▸ INSTRUCTIONS FOR THE TASK
How would the text on Terengganu Malay below go on? Continue it from after its final sentence.

▸ TEXT PROVIDED
Austronesian language

Terengganu Malay (Bahasa Melayu Terengganu; Terengganu Malay: Bahse Tranung/Ganu) is a Malayic language spoken in the Malaysian state of Terengganu all the way southward to coastal Pahang and northeast Johor. It is the native language of Terengganu Malays and highly localised Chinese Peranakan (locally known as "Mek and Awang") community as well as a second language among the smaller Indian minority.

The language has developed distinct phonetic, syntactic and lexical distinctions which makes it mutually unintelligible for speakers from outside the east coast of Peninsular Malaysia, especially those who speak Standard Malay. Terengganu Malay still shares close linguistic ties with neighboring Kelantan and Pahang of which it forms under the umbrella term East Coast Peninsular Malayic languages but maintain its own features distinct from both of those languages.

Terengganu Malay also coexists with two closely related Malayic varieties. In the districts of Besut and northern part of Setiu, the majority of the population speak a variant of Kelantan-Pattani Malay, but in recent years many people from southern Terengganu started to migrate into these two districts and both variants now coexist with each other. In the inland mukim of Pasir Raja, Dungun, several villages still speak a variant of Ulu Tembeling dialect of Pahang Malay, locally known as Pasir Raja dialect.

Terengganu Malay is considered to be the most recognisable identity of the state. This can be seen in many local television dramas, movies, songs, poems and religious sermons which emphasize the usage of Terengganu Malay. Radio stations in Terengganu whether public (Terengganu FM) or privately owned (Hot FM and Molek FM) mainly use Terengganu Malay in its broadcast alongside standard Malaysian. Recent years show an increase of awareness of the uniqueness of Terengganu Malay, such as the increasing use of Terengganu Malay in shop signs and recently the publication of a Hulu Terengganu Malay dictionary.

▸ MATERIAL SHOWN
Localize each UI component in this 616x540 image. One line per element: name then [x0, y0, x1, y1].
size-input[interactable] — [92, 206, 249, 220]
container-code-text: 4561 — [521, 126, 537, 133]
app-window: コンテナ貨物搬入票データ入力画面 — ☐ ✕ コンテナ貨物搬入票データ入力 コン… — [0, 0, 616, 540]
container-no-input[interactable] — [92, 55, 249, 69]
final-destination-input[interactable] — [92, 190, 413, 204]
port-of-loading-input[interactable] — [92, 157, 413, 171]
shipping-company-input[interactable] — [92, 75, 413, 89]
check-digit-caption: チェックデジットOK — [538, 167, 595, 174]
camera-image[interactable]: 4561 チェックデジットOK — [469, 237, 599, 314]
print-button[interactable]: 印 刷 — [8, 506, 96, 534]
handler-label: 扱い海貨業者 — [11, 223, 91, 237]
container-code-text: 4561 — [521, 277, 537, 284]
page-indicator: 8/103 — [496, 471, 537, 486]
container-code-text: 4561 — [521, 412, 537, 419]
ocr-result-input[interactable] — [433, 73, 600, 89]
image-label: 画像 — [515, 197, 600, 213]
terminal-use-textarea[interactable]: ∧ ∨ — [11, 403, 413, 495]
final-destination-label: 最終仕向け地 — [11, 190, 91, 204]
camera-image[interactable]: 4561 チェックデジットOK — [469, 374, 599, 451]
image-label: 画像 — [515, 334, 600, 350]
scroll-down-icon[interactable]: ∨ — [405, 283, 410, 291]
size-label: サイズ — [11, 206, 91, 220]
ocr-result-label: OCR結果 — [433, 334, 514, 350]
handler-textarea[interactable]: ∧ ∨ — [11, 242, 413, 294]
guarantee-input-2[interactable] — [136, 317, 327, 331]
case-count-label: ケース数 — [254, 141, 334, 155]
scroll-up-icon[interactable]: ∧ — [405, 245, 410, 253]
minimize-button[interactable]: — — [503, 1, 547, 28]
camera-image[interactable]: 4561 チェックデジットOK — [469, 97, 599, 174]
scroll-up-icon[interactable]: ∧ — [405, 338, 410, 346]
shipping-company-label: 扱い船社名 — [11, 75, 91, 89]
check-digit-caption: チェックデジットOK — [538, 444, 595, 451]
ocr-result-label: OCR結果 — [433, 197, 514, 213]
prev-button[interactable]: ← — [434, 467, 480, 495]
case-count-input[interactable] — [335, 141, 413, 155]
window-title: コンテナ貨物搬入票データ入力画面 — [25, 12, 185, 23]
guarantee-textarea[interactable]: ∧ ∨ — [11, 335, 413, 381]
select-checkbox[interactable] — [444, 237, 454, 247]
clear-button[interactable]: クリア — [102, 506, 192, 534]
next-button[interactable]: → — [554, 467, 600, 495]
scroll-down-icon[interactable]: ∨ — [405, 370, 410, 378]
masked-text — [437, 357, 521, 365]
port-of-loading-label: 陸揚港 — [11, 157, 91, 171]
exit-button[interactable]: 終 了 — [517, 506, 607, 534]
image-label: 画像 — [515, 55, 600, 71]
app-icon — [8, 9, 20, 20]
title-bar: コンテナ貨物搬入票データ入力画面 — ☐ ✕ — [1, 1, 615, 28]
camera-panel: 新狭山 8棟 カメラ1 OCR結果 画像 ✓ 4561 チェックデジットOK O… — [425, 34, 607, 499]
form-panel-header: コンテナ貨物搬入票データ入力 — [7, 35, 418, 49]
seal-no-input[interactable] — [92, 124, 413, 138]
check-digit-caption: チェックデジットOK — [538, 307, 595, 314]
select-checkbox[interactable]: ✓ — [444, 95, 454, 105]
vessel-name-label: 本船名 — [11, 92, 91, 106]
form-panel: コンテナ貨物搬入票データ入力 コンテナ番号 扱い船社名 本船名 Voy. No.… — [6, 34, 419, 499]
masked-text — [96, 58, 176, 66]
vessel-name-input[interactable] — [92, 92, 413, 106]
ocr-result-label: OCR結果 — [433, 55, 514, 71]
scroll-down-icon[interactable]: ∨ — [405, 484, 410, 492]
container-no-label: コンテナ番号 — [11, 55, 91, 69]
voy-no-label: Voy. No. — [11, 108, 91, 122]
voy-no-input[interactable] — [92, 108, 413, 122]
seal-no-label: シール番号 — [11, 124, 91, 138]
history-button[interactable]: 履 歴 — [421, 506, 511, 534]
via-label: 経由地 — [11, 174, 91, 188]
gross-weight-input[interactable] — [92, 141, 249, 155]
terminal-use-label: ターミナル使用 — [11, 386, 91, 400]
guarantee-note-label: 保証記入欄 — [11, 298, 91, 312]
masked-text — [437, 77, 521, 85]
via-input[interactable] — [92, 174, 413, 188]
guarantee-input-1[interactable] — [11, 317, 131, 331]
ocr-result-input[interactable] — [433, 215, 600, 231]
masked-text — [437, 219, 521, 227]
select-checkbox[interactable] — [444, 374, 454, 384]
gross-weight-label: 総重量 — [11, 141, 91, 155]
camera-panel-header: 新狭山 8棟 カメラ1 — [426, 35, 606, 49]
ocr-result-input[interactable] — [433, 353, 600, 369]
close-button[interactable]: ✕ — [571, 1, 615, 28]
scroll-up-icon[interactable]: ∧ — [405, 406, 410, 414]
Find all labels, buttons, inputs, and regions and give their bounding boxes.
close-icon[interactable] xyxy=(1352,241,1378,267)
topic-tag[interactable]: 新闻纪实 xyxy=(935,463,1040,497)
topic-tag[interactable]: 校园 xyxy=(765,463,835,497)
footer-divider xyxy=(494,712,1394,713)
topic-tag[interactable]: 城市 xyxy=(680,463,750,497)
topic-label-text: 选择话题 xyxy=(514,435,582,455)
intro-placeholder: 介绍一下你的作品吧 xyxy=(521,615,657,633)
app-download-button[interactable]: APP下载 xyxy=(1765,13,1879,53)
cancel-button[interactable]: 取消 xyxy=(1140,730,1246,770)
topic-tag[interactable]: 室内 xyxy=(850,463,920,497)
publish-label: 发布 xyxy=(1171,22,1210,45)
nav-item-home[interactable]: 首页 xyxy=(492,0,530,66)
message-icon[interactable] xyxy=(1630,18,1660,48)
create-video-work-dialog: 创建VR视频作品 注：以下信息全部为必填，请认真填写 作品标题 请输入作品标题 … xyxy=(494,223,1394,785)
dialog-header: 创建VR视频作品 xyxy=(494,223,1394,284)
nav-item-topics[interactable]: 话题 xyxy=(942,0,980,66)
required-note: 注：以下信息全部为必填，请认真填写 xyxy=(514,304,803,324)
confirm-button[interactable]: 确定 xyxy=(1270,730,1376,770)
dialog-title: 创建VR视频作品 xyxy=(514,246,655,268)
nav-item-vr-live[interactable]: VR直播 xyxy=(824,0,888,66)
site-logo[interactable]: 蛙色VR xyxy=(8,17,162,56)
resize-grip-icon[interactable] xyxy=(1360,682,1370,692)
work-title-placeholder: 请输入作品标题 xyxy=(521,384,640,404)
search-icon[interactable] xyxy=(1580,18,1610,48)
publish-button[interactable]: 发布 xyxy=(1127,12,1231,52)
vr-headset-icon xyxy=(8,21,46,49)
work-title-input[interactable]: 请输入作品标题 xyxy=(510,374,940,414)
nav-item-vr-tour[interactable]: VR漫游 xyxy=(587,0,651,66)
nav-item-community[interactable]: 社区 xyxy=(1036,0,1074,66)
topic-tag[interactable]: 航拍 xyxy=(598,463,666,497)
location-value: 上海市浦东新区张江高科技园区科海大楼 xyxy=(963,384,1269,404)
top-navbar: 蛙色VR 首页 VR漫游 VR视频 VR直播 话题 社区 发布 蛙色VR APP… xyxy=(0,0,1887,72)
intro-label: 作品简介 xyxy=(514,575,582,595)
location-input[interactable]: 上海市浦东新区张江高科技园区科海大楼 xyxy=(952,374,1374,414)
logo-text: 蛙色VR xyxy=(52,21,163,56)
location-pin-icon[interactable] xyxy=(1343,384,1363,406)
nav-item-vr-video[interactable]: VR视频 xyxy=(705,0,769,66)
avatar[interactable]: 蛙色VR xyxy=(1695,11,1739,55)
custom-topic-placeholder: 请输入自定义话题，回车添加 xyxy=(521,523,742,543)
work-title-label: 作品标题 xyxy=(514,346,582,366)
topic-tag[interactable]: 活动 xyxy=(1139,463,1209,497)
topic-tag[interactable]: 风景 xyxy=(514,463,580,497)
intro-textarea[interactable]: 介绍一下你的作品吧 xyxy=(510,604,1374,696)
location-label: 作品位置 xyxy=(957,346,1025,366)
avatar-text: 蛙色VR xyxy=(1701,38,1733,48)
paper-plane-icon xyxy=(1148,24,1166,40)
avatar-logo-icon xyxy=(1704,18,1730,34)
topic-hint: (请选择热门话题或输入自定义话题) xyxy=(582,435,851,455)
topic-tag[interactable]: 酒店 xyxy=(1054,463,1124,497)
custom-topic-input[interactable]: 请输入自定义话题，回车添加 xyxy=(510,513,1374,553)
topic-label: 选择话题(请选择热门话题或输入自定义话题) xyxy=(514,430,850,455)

▸ RESULT FOR THIS EXERCISE
==Names==
The people of Terengganu refer to their language as base/bahse Tranung/Tghanung (//bahsə tɣanuŋ//) which means 'the language of Terengganu' or cakak Tranung (//tʃakaʔ tɣanuŋ//) which means 'Terengganu speech'. In Standard Malay, it is known as bahasa Terengganu or bahasa Melayu Terengganu. Besides Tranung, Tranu, Ganung, Teganung, Teganu and Ganu are also used with the latter (Ganu) being used as an exonym by people outside of Terengganu when referring to Terengganu.

==Distribution==
Terengganu Malay is natively spoken in most parts of Terengganu other than Besut and the northern part of Setiu. Besides Terengganu, it is also spoken in coastal Pahang, from Cherating near the border with Kemaman district to as far south as Mersing district in the state of Johor. A variety spoken in the village of Tanjung Sedili in the district of Kota Tinggi is said to be a mixture of Terengganuan, Johorean and several other Malay varieties, reflecting the historical demographics of the area, which once received Malay migrants from Terengganu.

==Dialects==
Terengganu Malay has two major dialects: Coastal (zlm-coa) and Inland (zlm-inl) and each of these two dialects has several regional differences depending on districts or villages. The dialect spoken in Kuala Terengganu district is the de facto standard dialect of Terengganu Malay. The major differences between Coastal (known as Pata) and Inland (known as Ulu) dialects is the pronunciation of the letter "e" of which Coastal Terengganu speakers tend to pronounce it as a schwa while Inland Terengganu speakers pronounce it with strong "e" (as in red).

People in the northernmost regions of Terengganu, specifically in the district of Besut and several parts of Setiu do not speak Terengganu Malay, but instead uses Kelantan-Pattani Malay. The dialects spoken in Dungun, Marang and Kemaman as well as outside of Terengganu such as in Pahang (Kuantan, Pekan and Rompin) and Johor (Mersing) does not have significant differences than those in Kuala Terengganu and is classified as part of the Coastal dialect. The residents of Tanjung Sedili which is a small coastal village in Kota Tinggi, Johor spoke a dialect that is a mixture of Johorean and Terengganuan as the residents there are mostly of Terengganu Malay ancestry.

In Pasir Raja which is a mukim located in the interior parts of Dungun, majority of the Malays there spoke a variant of Pahang Malay specifically the Ulu Tembeling dialect instead of Terengganuan. It is because the majority of the people in those areas are descendants of Pahang migrants that migrated into Dungun more than a hundred years ago. Today both varieties (Pahang Malay and Terengganu Malay) coexists in Pasir Raja and the residents can fluently speak both of those varieties.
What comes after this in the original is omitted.